SHORT EXERCISE → Copy out the data exactly, leaving the pictures behind.

+ + + +

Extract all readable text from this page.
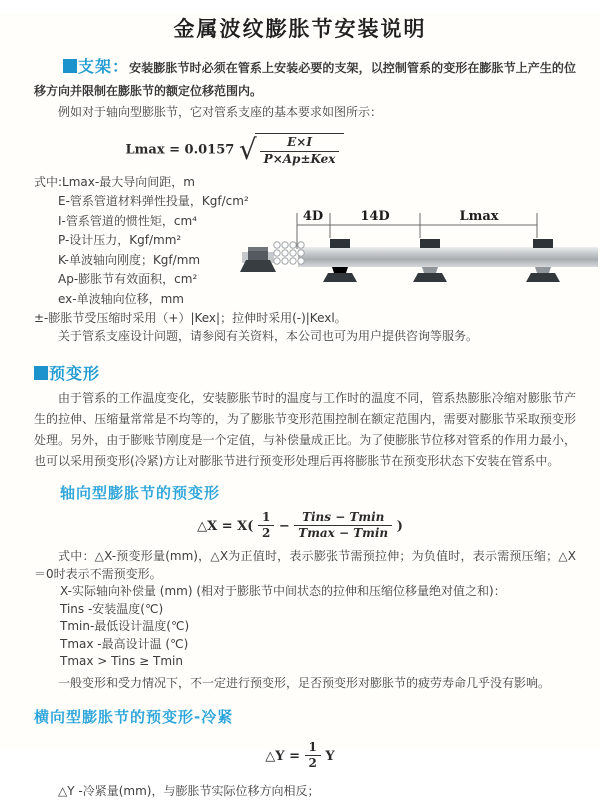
金属波纹膨胀节安装说明

支架：安装膨胀节时必须在管系上安装必要的支架，以控制管系的变形在膨胀节上产生的位移方向并限制在膨胀节的额定位移范围内。

例如对于轴向型膨胀节，它对管系支座的基本要求如图所示：

Lmax = 0.0157 √ $\frac{E\times I}{\text{P×Ap±Kex}}$
式中:Lmax-最大导向间距，m
E-管系管道材料弹性投量，Kgf/cm²
I-管系管道的惯性矩，cm⁴
P-设计压力，Kgf/mm²
K-单波轴向刚度；Kgf/mm
Ap-膨胀节有效面积，cm²
ex-单波轴向位移，mm
±-膨胀节受压缩时采用（+）|Kex|；拉伸时采用(-)|Kexl。

关于管系支座设计问题，请参阅有关资料，本公司也可为用户提供咨询等服务。

4D	14D	Lmax
预变形

由于管系的工作温度变化，安装膨胀节时的温度与工作时的温度不同，管系热膨胀冷缩对膨胀节产生的拉伸、压缩量常常是不均等的，为了膨胀节变形范围控制在额定范围内，需要对膨胀节采取预变形处理。另外，由于膨账节刚度是一个定值，与补偿量成正比。为了使膨胀节位移对管系的作用力最小，也可以采用预变形(冷紧)方让对膨胀节进行预变形处理后再将膨胀节在预变形状态下安装在管系中。

轴向型膨胀节的预变形
△X = $X( \frac{1}{2} - \frac{\text{Tins − Tmin}}{Tmax - Tmin}$ )

式中：△X-预变形量(mm)，△X为正值时，表示膨张节需预拉伸；为负值时，表示需预压缩；△X＝0时表示不需预变形。

X-实际轴向补偿量 (mm) (相对于膨胀节中间状态的拉伸和压缩位移量绝对值之和)：
Tins -安装温度(℃)
Tmin-最低设计温度(℃)
Tmax -最高设计温 (℃)
Tmax > Tins ≥ Tmin

一般变形和受力情况下，不一定进行预变形，足否预变形对膨胀节的疲劳寿命几乎没有影响。

横向型膨胀节的预变形-冷紧
△Y = $\frac{1}{2}$ Y

△Y -冷紧量(mm)，与膨胀节实际位移方向相反；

+ + + +

COMPLETED EXERCISE →
Extract all readable text from this page.
金属波纹膨胀节安装说明

支架：安装膨胀节时必须在管系上安装必要的支架，以控制管系的变形在膨胀节上产生的位移方向并限制在膨胀节的额定位移范围内。

例如对于轴向型膨胀节，它对管系支座的基本要求如图所示：

Lmax = 0.0157 √ $\frac{E\times I}{\text{P×Ap±Kex}}$
式中:Lmax-最大导向间距，m
E-管系管道材料弹性投量，Kgf/cm²
I-管系管道的惯性矩，cm⁴
P-设计压力，Kgf/mm²
K-单波轴向刚度；Kgf/mm
Ap-膨胀节有效面积，cm²
ex-单波轴向位移，mm
±-膨胀节受压缩时采用（+）|Kex|；拉伸时采用(-)|Kexl。

关于管系支座设计问题，请参阅有关资料，本公司也可为用户提供咨询等服务。

4D	14D	Lmax
预变形

由于管系的工作温度变化，安装膨胀节时的温度与工作时的温度不同，管系热膨胀冷缩对膨胀节产生的拉伸、压缩量常常是不均等的，为了膨胀节变形范围控制在额定范围内，需要对膨胀节采取预变形处理。另外，由于膨账节刚度是一个定值，与补偿量成正比。为了使膨胀节位移对管系的作用力最小，也可以采用预变形(冷紧)方让对膨胀节进行预变形处理后再将膨胀节在预变形状态下安装在管系中。

轴向型膨胀节的预变形
△X = $X( \frac{1}{2} - \frac{\text{Tins − Tmin}}{Tmax - Tmin}$ )

式中：△X-预变形量(mm)，△X为正值时，表示膨张节需预拉伸；为负值时，表示需预压缩；△X＝0时表示不需预变形。

X-实际轴向补偿量 (mm) (相对于膨胀节中间状态的拉伸和压缩位移量绝对值之和)：
Tins -安装温度(℃)
Tmin-最低设计温度(℃)
Tmax -最高设计温 (℃)
Tmax > Tins ≥ Tmin

一般变形和受力情况下，不一定进行预变形，足否预变形对膨胀节的疲劳寿命几乎没有影响。

横向型膨胀节的预变形-冷紧
△Y = $\frac{1}{2}$ Y

△Y -冷紧量(mm)，与膨胀节实际位移方向相反；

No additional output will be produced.